Stored records

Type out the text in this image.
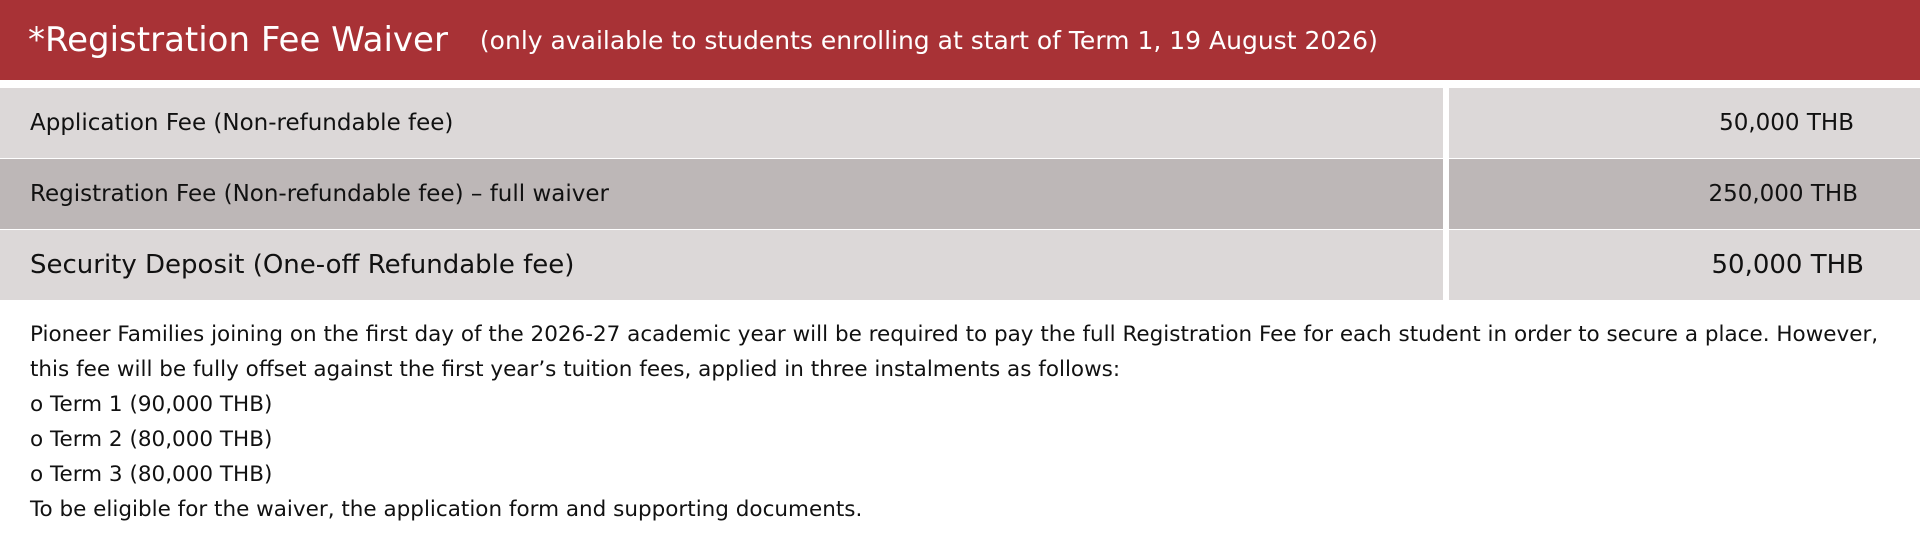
*Registration Fee Waiver (only available to students enrolling at start of Term 1, 19 August 2026)
Application Fee (Non-refundable fee)	50,000 THB
Registration Fee (Non-refundable fee) – full waiver	250,000 THB
Security Deposit (One-off Refundable fee)	50,000 THB

Pioneer Families joining on the first day of the 2026-27 academic year will be required to pay the full Registration Fee for each student in order to secure a place. However, this fee will be fully offset against the first year’s tuition fees, applied in three instalments as follows:

o Term 1 (90,000 THB)

o Term 2 (80,000 THB)

o Term 3 (80,000 THB)

To be eligible for the waiver, the application form and supporting documents.
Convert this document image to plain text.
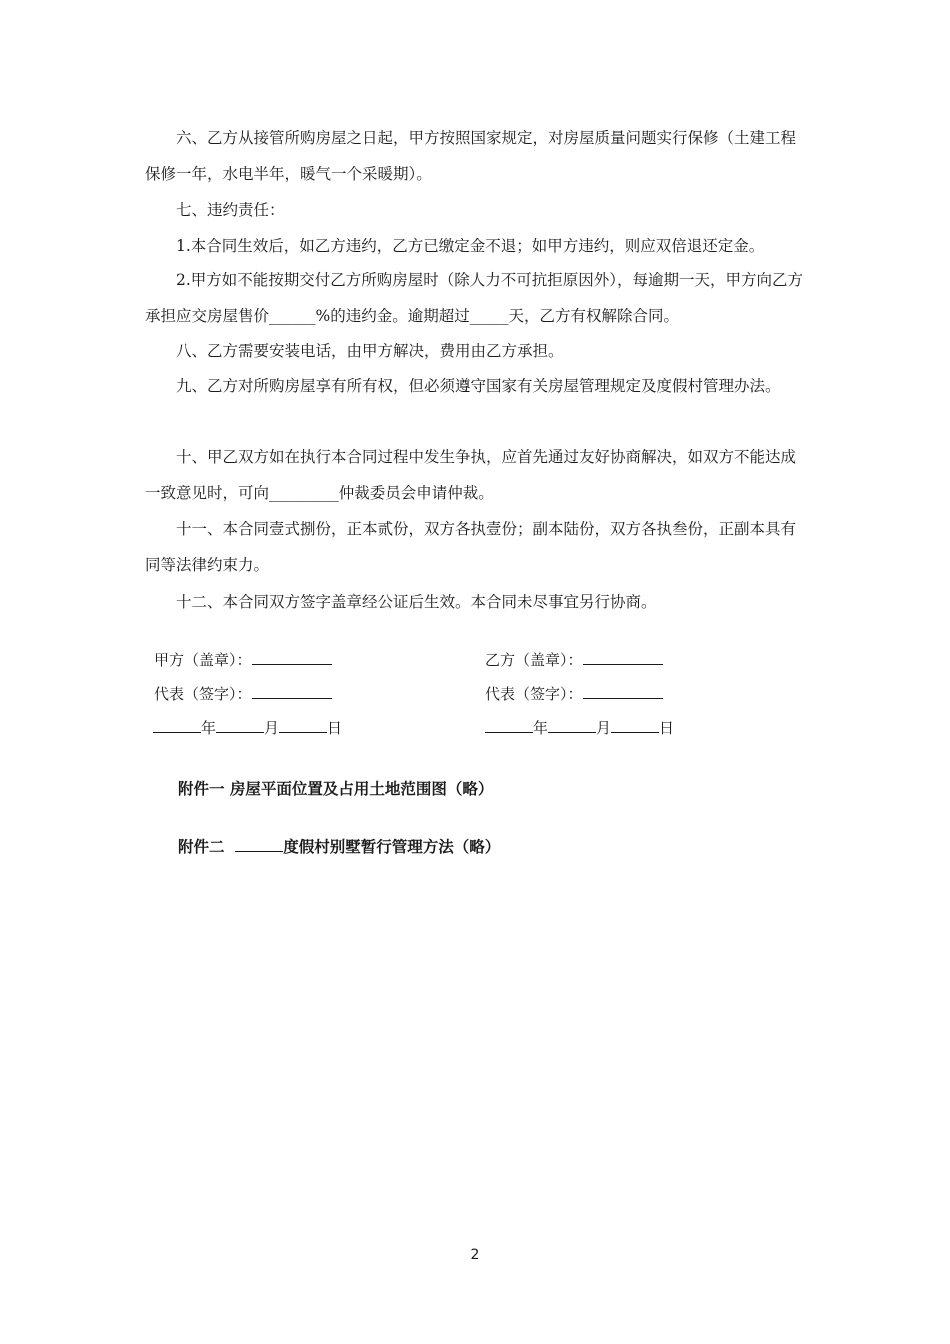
六、乙方从接管所购房屋之日起，甲方按照国家规定，对房屋质量问题实行保修（土建工程保修一年，水电半年，暖气一个采暖期）。

七、违约责任：

1.本合同生效后，如乙方违约，乙方已缴定金不退；如甲方违约，则应双倍退还定金。

2.甲方如不能按期交付乙方所购房屋时（除人力不可抗拒原因外），每逾期一天，甲方向乙方承担应交房屋售价______%的违约金。逾期超过_____天，乙方有权解除合同。

八、乙方需要安装电话，由甲方解决，费用由乙方承担。

九、乙方对所购房屋享有所有权，但必须遵守国家有关房屋管理规定及度假村管理办法。

十、甲乙双方如在执行本合同过程中发生争执，应首先通过友好协商解决，如双方不能达成一致意见时，可向_________仲裁委员会申请仲裁。

十一、本合同壹式捌份，正本贰份，双方各执壹份；副本陆份，双方各执叁份，正副本具有同等法律约束力。

十二、本合同双方签字盖章经公证后生效。本合同未尽事宜另行协商。

甲方（盖章）：
代表（签字）：
年	月	日
乙方（盖章）：
代表（签字）：
年	月	日
附件一 房屋平面位置及占用土地范围图（略）
附件二	度假村别墅暂行管理方法（略）
2
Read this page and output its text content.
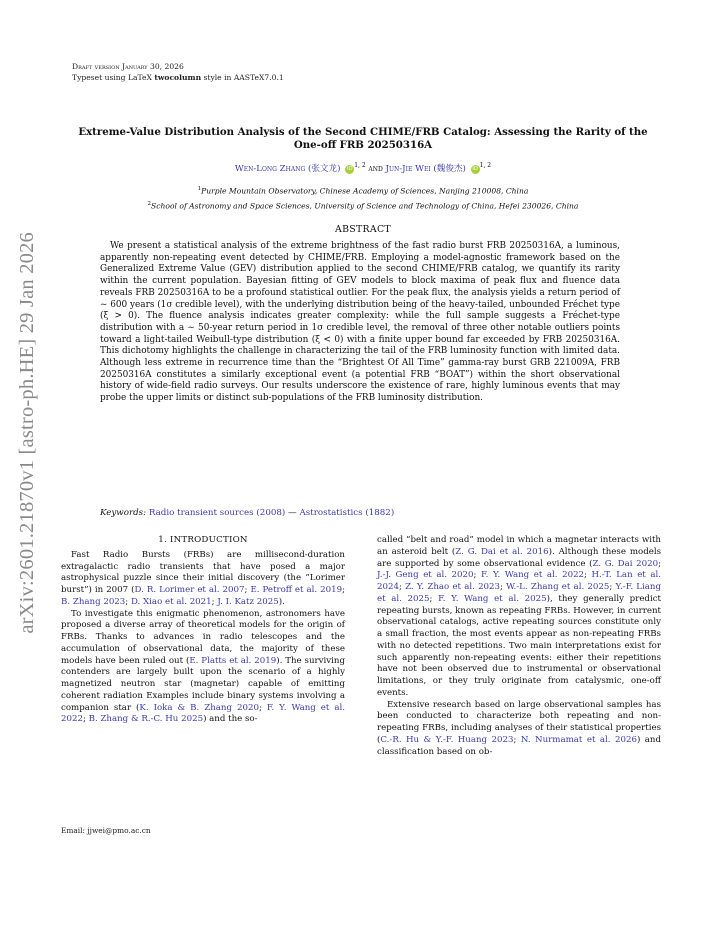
arXiv:2601.21870v1 [astro-ph.HE] 29 Jan 2026
Draft version January 30, 2026
Typeset using LaTeX twocolumn style in AASTeX7.0.1
Extreme-Value Distribution Analysis of the Second CHIME/FRB Catalog: Assessing the Rarity of the One-off FRB 20250316A
Wen-Long Zhang (张文龙) iD $^{1, 2}$ and Jun-Jie Wei (魏俊杰) iD $^{1, 2}$
$^1$Purple Mountain Observatory, Chinese Academy of Sciences, Nanjing 210008, China
$^2$School of Astronomy and Space Sciences, University of Science and Technology of China, Hefei 230026, China
ABSTRACT
We present a statistical analysis of the extreme brightness of the fast radio burst FRB 20250316A, a luminous, apparently non-repeating event detected by CHIME/FRB. Employing a model-agnostic framework based on the Generalized Extreme Value (GEV) distribution applied to the second CHIME/FRB catalog, we quantify its rarity within the current population. Bayesian fitting of GEV models to block maxima of peak flux and fluence data reveals FRB 20250316A to be a profound statistical outlier. For the peak flux, the analysis yields a return period of ∼ 600 years (1σ credible level), with the underlying distribution being of the heavy-tailed, unbounded Fréchet type (ξ > 0). The fluence analysis indicates greater complexity: while the full sample suggests a Fréchet-type distribution with a ∼ 50-year return period in 1σ credible level, the removal of three other notable outliers points toward a light-tailed Weibull-type distribution (ξ < 0) with a finite upper bound far exceeded by FRB 20250316A. This dichotomy highlights the challenge in characterizing the tail of the FRB luminosity function with limited data. Although less extreme in recurrence time than the “Brightest Of All Time” gamma-ray burst GRB 221009A, FRB 20250316A constitutes a similarly exceptional event (a potential FRB “BOAT”) within the short observational history of wide-field radio surveys. Our results underscore the existence of rare, highly luminous events that may probe the upper limits or distinct sub-populations of the FRB luminosity distribution.
Keywords: Radio transient sources (2008) — Astrostatistics (1882)
1. INTRODUCTION

Fast Radio Bursts (FRBs) are millisecond-duration extragalactic radio transients that have posed a major astrophysical puzzle since their initial discovery (the ”Lorimer burst”) in 2007 (D. R. Lorimer et al. 2007; E. Petroff et al. 2019; B. Zhang 2023; D. Xiao et al. 2021; J. I. Katz 2025).

To investigate this enigmatic phenomenon, astronomers have proposed a diverse array of theoretical models for the origin of FRBs. Thanks to advances in radio telescopes and the accumulation of observational data, the majority of these models have been ruled out (E. Platts et al. 2019). The surviving contenders are largely built upon the scenario of a highly magnetized neutron star (magnetar) capable of emitting coherent radiation Examples include binary systems involving a companion star (K. Ioka & B. Zhang 2020; F. Y. Wang et al. 2022; B. Zhang & R.-C. Hu 2025) and the so-

called “belt and road” model in which a magnetar interacts with an asteroid belt (Z. G. Dai et al. 2016). Although these models are supported by some observational evidence (Z. G. Dai 2020; J.-J. Geng et al. 2020; F. Y. Wang et al. 2022; H.-T. Lan et al. 2024; Z. Y. Zhao et al. 2023; W.-L. Zhang et al. 2025; Y.-F. Liang et al. 2025; F. Y. Wang et al. 2025), they generally predict repeating bursts, known as repeating FRBs. However, in current observational catalogs, active repeating sources constitute only a small fraction, the most events appear as non-repeating FRBs with no detected repetitions. Two main interpretations exist for such apparently non-repeating events: either their repetitions have not been observed due to instrumental or observational limitations, or they truly originate from catalysmic, one-off events.

Extensive research based on large observational samples has been conducted to characterize both repeating and non-repeating FRBs, including analyses of their statistical properties (C.-R. Hu & Y.-F. Huang 2023; N. Nurmamat et al. 2026) and classification based on ob-

Email: jjwei@pmo.ac.cn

Task prompt:
Return the listing above in full and without alteration, excluding its pictures.

Solution to this exercise:
Type out the text in this image.
*Registration Fee Waiver (only available to students enrolling at start of Term 1, 19 August 2026)
Application Fee (Non-refundable fee)	50,000 THB
Registration Fee (Non-refundable fee) – full waiver	250,000 THB
Security Deposit (One-off Refundable fee)	50,000 THB

Pioneer Families joining on the first day of the 2026-27 academic year will be required to pay the full Registration Fee for each student in order to secure a place. However, this fee will be fully offset against the first year’s tuition fees, applied in three instalments as follows:

o Term 1 (90,000 THB)

o Term 2 (80,000 THB)

o Term 3 (80,000 THB)

To be eligible for the waiver, the application form and supporting documents.
Convert this document image to plain text.
六、乙方从接管所购房屋之日起，甲方按照国家规定，对房屋质量问题实行保修（土建工程保修一年，水电半年，暖气一个采暖期）。

七、违约责任：

1.本合同生效后，如乙方违约，乙方已缴定金不退；如甲方违约，则应双倍退还定金。

2.甲方如不能按期交付乙方所购房屋时（除人力不可抗拒原因外），每逾期一天，甲方向乙方承担应交房屋售价______%的违约金。逾期超过_____天，乙方有权解除合同。

八、乙方需要安装电话，由甲方解决，费用由乙方承担。

九、乙方对所购房屋享有所有权，但必须遵守国家有关房屋管理规定及度假村管理办法。

十、甲乙双方如在执行本合同过程中发生争执，应首先通过友好协商解决，如双方不能达成一致意见时，可向_________仲裁委员会申请仲裁。

十一、本合同壹式捌份，正本贰份，双方各执壹份；副本陆份，双方各执叁份，正副本具有同等法律约束力。

十二、本合同双方签字盖章经公证后生效。本合同未尽事宜另行协商。

甲方（盖章）：
代表（签字）：
年	月	日
乙方（盖章）：
代表（签字）：
年	月	日
附件一 房屋平面位置及占用土地范围图（略）
附件二	度假村别墅暂行管理方法（略）
2
Read this page and output its text content.
arXiv:2601.21870v1 [astro-ph.HE] 29 Jan 2026
Draft version January 30, 2026
Typeset using LaTeX twocolumn style in AASTeX7.0.1
Extreme-Value Distribution Analysis of the Second CHIME/FRB Catalog: Assessing the Rarity of the One-off FRB 20250316A
Wen-Long Zhang (张文龙) iD $^{1, 2}$ and Jun-Jie Wei (魏俊杰) iD $^{1, 2}$
$^1$Purple Mountain Observatory, Chinese Academy of Sciences, Nanjing 210008, China
$^2$School of Astronomy and Space Sciences, University of Science and Technology of China, Hefei 230026, China
ABSTRACT
We present a statistical analysis of the extreme brightness of the fast radio burst FRB 20250316A, a luminous, apparently non-repeating event detected by CHIME/FRB. Employing a model-agnostic framework based on the Generalized Extreme Value (GEV) distribution applied to the second CHIME/FRB catalog, we quantify its rarity within the current population. Bayesian fitting of GEV models to block maxima of peak flux and fluence data reveals FRB 20250316A to be a profound statistical outlier. For the peak flux, the analysis yields a return period of ∼ 600 years (1σ credible level), with the underlying distribution being of the heavy-tailed, unbounded Fréchet type (ξ > 0). The fluence analysis indicates greater complexity: while the full sample suggests a Fréchet-type distribution with a ∼ 50-year return period in 1σ credible level, the removal of three other notable outliers points toward a light-tailed Weibull-type distribution (ξ < 0) with a finite upper bound far exceeded by FRB 20250316A. This dichotomy highlights the challenge in characterizing the tail of the FRB luminosity function with limited data. Although less extreme in recurrence time than the “Brightest Of All Time” gamma-ray burst GRB 221009A, FRB 20250316A constitutes a similarly exceptional event (a potential FRB “BOAT”) within the short observational history of wide-field radio surveys. Our results underscore the existence of rare, highly luminous events that may probe the upper limits or distinct sub-populations of the FRB luminosity distribution.
Keywords: Radio transient sources (2008) — Astrostatistics (1882)
1. INTRODUCTION

Fast Radio Bursts (FRBs) are millisecond-duration extragalactic radio transients that have posed a major astrophysical puzzle since their initial discovery (the ”Lorimer burst”) in 2007 (D. R. Lorimer et al. 2007; E. Petroff et al. 2019; B. Zhang 2023; D. Xiao et al. 2021; J. I. Katz 2025).

To investigate this enigmatic phenomenon, astronomers have proposed a diverse array of theoretical models for the origin of FRBs. Thanks to advances in radio telescopes and the accumulation of observational data, the majority of these models have been ruled out (E. Platts et al. 2019). The surviving contenders are largely built upon the scenario of a highly magnetized neutron star (magnetar) capable of emitting coherent radiation Examples include binary systems involving a companion star (K. Ioka & B. Zhang 2020; F. Y. Wang et al. 2022; B. Zhang & R.-C. Hu 2025) and the so-

called “belt and road” model in which a magnetar interacts with an asteroid belt (Z. G. Dai et al. 2016). Although these models are supported by some observational evidence (Z. G. Dai 2020; J.-J. Geng et al. 2020; F. Y. Wang et al. 2022; H.-T. Lan et al. 2024; Z. Y. Zhao et al. 2023; W.-L. Zhang et al. 2025; Y.-F. Liang et al. 2025; F. Y. Wang et al. 2025), they generally predict repeating bursts, known as repeating FRBs. However, in current observational catalogs, active repeating sources constitute only a small fraction, the most events appear as non-repeating FRBs with no detected repetitions. Two main interpretations exist for such apparently non-repeating events: either their repetitions have not been observed due to instrumental or observational limitations, or they truly originate from catalysmic, one-off events.

Extensive research based on large observational samples has been conducted to characterize both repeating and non-repeating FRBs, including analyses of their statistical properties (C.-R. Hu & Y.-F. Huang 2023; N. Nurmamat et al. 2026) and classification based on ob-

Email: jjwei@pmo.ac.cn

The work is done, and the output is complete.